Each record is to be printed again precisely as it reads.
++++
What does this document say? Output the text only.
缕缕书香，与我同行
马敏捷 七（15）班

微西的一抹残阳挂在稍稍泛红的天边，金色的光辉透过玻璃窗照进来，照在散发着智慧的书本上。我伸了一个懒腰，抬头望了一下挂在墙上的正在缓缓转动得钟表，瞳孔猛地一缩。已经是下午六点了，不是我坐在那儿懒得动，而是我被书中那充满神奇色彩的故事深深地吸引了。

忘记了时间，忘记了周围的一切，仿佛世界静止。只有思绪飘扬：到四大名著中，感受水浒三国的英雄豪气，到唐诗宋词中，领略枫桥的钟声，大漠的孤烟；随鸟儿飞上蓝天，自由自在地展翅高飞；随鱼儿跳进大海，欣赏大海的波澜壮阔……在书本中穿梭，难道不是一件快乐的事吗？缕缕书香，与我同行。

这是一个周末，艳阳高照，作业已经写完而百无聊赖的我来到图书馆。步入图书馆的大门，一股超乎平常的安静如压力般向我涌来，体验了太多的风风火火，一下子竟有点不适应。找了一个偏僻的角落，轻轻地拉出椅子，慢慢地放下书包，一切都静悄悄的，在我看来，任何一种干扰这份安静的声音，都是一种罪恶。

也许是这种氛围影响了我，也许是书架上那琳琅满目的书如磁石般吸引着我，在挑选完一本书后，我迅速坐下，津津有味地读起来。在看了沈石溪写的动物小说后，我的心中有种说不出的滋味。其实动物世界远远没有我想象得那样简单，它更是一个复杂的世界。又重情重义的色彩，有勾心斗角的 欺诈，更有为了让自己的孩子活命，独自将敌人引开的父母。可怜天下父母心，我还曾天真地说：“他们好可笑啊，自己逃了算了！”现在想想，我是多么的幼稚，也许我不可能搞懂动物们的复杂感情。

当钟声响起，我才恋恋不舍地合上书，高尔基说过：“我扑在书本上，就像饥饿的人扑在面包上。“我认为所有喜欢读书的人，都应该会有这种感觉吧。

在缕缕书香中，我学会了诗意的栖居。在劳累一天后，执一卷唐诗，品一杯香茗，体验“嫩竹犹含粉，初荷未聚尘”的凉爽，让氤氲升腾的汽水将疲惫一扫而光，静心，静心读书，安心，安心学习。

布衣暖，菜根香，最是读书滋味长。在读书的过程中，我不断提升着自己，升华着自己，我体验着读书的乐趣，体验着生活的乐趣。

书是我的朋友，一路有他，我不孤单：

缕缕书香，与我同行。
++++
**SOLUTION FOR THIS TASK**
What does this document say? Output the text only.
缕缕书香，与我同行
马敏捷 七（15）班

微西的一抹残阳挂在稍稍泛红的天边，金色的光辉透过玻璃窗照进来，照在散发着智慧的书本上。我伸了一个懒腰，抬头望了一下挂在墙上的正在缓缓转动得钟表，瞳孔猛地一缩。已经是下午六点了，不是我坐在那儿懒得动，而是我被书中那充满神奇色彩的故事深深地吸引了。

忘记了时间，忘记了周围的一切，仿佛世界静止。只有思绪飘扬：到四大名著中，感受水浒三国的英雄豪气，到唐诗宋词中，领略枫桥的钟声，大漠的孤烟；随鸟儿飞上蓝天，自由自在地展翅高飞；随鱼儿跳进大海，欣赏大海的波澜壮阔……在书本中穿梭，难道不是一件快乐的事吗？缕缕书香，与我同行。

这是一个周末，艳阳高照，作业已经写完而百无聊赖的我来到图书馆。步入图书馆的大门，一股超乎平常的安静如压力般向我涌来，体验了太多的风风火火，一下子竟有点不适应。找了一个偏僻的角落，轻轻地拉出椅子，慢慢地放下书包，一切都静悄悄的，在我看来，任何一种干扰这份安静的声音，都是一种罪恶。

也许是这种氛围影响了我，也许是书架上那琳琅满目的书如磁石般吸引着我，在挑选完一本书后，我迅速坐下，津津有味地读起来。在看了沈石溪写的动物小说后，我的心中有种说不出的滋味。其实动物世界远远没有我想象得那样简单，它更是一个复杂的世界。又重情重义的色彩，有勾心斗角的 欺诈，更有为了让自己的孩子活命，独自将敌人引开的父母。可怜天下父母心，我还曾天真地说：“他们好可笑啊，自己逃了算了！”现在想想，我是多么的幼稚，也许我不可能搞懂动物们的复杂感情。

当钟声响起，我才恋恋不舍地合上书，高尔基说过：“我扑在书本上，就像饥饿的人扑在面包上。“我认为所有喜欢读书的人，都应该会有这种感觉吧。

在缕缕书香中，我学会了诗意的栖居。在劳累一天后，执一卷唐诗，品一杯香茗，体验“嫩竹犹含粉，初荷未聚尘”的凉爽，让氤氲升腾的汽水将疲惫一扫而光，静心，静心读书，安心，安心学习。

布衣暖，菜根香，最是读书滋味长。在读书的过程中，我不断提升着自己，升华着自己，我体验着读书的乐趣，体验着生活的乐趣。

书是我的朋友，一路有他，我不孤单：

缕缕书香，与我同行。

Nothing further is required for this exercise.